== Segment start ==
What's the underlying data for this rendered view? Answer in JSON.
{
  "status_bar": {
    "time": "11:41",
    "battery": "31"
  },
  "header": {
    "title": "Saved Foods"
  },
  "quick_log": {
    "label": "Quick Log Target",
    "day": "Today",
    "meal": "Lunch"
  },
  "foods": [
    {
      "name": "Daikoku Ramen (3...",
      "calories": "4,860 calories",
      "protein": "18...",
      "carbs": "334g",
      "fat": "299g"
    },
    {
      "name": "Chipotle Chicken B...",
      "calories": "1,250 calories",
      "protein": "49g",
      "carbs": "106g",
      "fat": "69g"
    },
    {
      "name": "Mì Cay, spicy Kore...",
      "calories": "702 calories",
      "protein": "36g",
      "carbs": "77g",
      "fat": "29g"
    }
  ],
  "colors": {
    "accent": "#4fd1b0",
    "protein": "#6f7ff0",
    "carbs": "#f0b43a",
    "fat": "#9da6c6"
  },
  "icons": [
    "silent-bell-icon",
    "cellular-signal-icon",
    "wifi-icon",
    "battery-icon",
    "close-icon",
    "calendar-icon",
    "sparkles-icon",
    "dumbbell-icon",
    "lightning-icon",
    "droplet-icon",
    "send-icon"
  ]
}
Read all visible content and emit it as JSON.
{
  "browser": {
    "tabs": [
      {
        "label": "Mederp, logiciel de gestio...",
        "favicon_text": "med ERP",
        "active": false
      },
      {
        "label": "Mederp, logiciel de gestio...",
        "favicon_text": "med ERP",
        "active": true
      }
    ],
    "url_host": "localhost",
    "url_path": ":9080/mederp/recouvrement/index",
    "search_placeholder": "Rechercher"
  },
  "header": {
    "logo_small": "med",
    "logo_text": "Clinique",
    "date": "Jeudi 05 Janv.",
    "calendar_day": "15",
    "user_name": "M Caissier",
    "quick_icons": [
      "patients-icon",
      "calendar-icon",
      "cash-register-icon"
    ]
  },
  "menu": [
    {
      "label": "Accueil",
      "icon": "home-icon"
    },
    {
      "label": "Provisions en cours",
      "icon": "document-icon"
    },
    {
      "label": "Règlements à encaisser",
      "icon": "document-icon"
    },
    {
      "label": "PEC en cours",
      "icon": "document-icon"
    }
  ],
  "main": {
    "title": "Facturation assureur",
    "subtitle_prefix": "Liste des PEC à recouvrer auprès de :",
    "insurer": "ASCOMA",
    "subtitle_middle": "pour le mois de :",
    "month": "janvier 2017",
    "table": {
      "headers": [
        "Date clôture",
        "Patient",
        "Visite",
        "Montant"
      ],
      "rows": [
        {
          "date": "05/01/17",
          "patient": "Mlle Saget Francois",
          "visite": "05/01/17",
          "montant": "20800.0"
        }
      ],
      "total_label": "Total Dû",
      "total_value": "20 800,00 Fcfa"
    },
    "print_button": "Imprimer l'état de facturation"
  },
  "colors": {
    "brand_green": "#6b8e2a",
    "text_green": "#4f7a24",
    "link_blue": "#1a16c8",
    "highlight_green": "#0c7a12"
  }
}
== Segment end ==
= What you are asked to do =
Please filter the data down to the lines containing the word "JSON".

= Completed task =
What's the underlying data for this rendered view? Answer in JSON.
Read all visible content and emit it as JSON.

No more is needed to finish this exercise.